* Text passage:
- Opening Delimiter -


  2. As you might have guessed I at least did not mind another post on your blog!

    Roel Konijnendijk has written about this topic on r/AskHistorians, stating that there was a growing trend for Greek city-states to adopt a “national symbol” on their shields, but he also says that the line of Eupolis could refer to a battle where helots rather than Spartiates fought (so that the Sparta perhaps equipped its slaves with uniform shields while letting citizens choose themselves).
    https://old.reddit.com/r/AskHistorians/comments/b2nzr2/how_would_the_armor_weapons_appearance_etc_of_an/
    https://www.reddit.com/r/AskHistorians/comments/p5g97c/shields_with_a_%CE%BB/
    (I hope these links will be functioning)

    1. It’s very interesting that he interprets the line from Eupolis as specifically referring to Kleon at the Battle of Amphipolis. He doesn’t entirely explain his reasoning for this interpretation in either of the posts, so I’d be curious why he interprets the line this way. I just assumed that we have no way of knowing who Eupolis was making fun of with this line, since, as far as I am aware, nothing whatsoever is known about the context.

  3. I am posting here because comments to https://talesoftimesforgotten.com/2019/07/16/fake-and-misattributed-ancient-quotes/ are closed. There you say “In that essay, however, Ploutarchos says precisely the opposite of what Calvin seems to have though he had written.” But to me, it looks like only the much better known version (Gruber’s and Geoffroy’s) is wrong in this way, while Calvin got it right; he just thinks “we” refers to Alexander and his friends, while you think it refers to humans in general. To be honest, the first sounds more plausible to me, but I don’t know if the Greek clearly means one or the other.

    1. You’re right. Calvin’s interpretation of the passage in Ploutarchos’s On Tranquility of the Mind is probably more-or-less correct. I am probably the one who misinterpreted the story, not him. I have gone back and corrected this error, along with another significant error that was also present in the article in a different section.

  4. Ms. McD

    I looked for an e-mail address for you, and could not find. I would guess you don’t want to be bombarded, and it’s a good decision.

- Closing Delimiter -

(Collected data entries)
- Opening Delimiter -

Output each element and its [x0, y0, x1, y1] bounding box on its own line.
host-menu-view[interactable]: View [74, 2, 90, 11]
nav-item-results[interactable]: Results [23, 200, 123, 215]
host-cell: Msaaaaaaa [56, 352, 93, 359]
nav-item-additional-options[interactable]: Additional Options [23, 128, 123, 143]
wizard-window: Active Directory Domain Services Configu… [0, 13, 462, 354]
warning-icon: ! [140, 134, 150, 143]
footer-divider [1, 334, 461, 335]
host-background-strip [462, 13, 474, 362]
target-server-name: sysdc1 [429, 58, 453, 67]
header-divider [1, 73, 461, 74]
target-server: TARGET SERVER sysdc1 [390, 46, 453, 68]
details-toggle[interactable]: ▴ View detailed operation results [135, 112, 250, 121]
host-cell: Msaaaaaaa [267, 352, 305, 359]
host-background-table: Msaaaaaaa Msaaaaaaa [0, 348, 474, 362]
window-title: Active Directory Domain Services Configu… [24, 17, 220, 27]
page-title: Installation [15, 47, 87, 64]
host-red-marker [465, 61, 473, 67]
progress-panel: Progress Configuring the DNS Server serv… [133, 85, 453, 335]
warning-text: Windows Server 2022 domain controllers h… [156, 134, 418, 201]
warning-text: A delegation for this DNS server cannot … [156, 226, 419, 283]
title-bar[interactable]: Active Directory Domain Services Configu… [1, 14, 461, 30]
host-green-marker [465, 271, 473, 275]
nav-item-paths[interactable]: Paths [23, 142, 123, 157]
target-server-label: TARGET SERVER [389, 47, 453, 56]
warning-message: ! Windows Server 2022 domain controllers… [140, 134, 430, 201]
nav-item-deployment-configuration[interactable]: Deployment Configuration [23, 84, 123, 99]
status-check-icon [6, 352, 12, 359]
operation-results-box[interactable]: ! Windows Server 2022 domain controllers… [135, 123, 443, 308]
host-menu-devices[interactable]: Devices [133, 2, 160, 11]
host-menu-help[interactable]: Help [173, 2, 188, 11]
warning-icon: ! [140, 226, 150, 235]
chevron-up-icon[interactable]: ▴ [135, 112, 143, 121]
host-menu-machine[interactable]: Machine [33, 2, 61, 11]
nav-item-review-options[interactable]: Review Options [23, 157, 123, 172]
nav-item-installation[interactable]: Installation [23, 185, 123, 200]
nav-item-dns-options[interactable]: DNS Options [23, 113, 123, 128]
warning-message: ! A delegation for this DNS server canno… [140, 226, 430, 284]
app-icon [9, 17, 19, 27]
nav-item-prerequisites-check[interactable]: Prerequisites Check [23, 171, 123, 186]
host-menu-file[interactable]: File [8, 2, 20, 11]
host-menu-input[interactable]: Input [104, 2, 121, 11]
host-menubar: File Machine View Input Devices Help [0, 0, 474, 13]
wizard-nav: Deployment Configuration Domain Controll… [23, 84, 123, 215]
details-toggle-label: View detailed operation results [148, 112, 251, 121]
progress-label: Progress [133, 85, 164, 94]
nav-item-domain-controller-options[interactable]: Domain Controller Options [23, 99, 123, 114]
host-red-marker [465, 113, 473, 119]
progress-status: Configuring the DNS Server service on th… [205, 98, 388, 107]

- Closing Delimiter -

* Exercise set:
a – According to the blog comments, what trend among Greek city-states does Roel Konijnendijk describe?
b – Substitute "mistake" for "error" in the blog comments, starting at "1. You’re right." and ending at "a different section.".
c – Pick up the blog comments after their last sentence and continue them.

* Answers for the exercise:
a – A growing trend for Greek city-states to adopt a "national symbol" on their shields.

b –
1. You’re right. Calvin’s interpretation of the passage in Ploutarchos’s On Tranquility of the Mind is probably more-or-less correct. I am probably the one who misinterpreted the story, not him. I have gone back and corrected this mistake, along with another significant mistake that was also present in the article in a different section.

c –
    2 things, one minor

    MINOR: I enjoy your thinking, writing, choice of subject matter. I print out each piece. Minor problem: Your quotes of texts are “clipped” — I guess your web posting/writing software extends the quotes past where my computer/printer can handle them. If you could (please!!!) tighten them up somehow, I’d like to read them. WHY NOT READ ONLINE: I’m 68 yrs old and don’t like to do that. There might be others like me.

    MAJOR: I looked for a place to contribute money. So many of the sites/blogs I follow are asking for $$$ this holiday season. Am I just hopelessly stupid, and can’t find where to contribute to your efforts — or do you not want contributions?

    Sorry to have posted this in a place where it doesn’t fit, but I didn’t find an alternative.

    1. I don’t know how I would adjust my quotes so that your computer or printer does not “clip” them. It may be a problem with your computer or printer for all I know. The pages show up perfectly fine on my computer without any problems.

      In any case, I would not recommend trying to print out all my articles in order to read them. You are going to end up going through a lot of paper and printer ink that way, since nearly all my articles are very long and I have 388 of them published as of the time I am writing this comment. Printer ink is expensive and trying to print all my articles out could very well cost you a fortune.

      I don’t really have a place where you can donate money. I’ve often thought about creating a way for people to do that, but I’ve never really gotten around to it. I may do something to make it so readers can donate money if they wish sometime early next year, but I don’t have time to mess with it right now. I guess that, if you really want to send me money, you can send it to my PayPal account.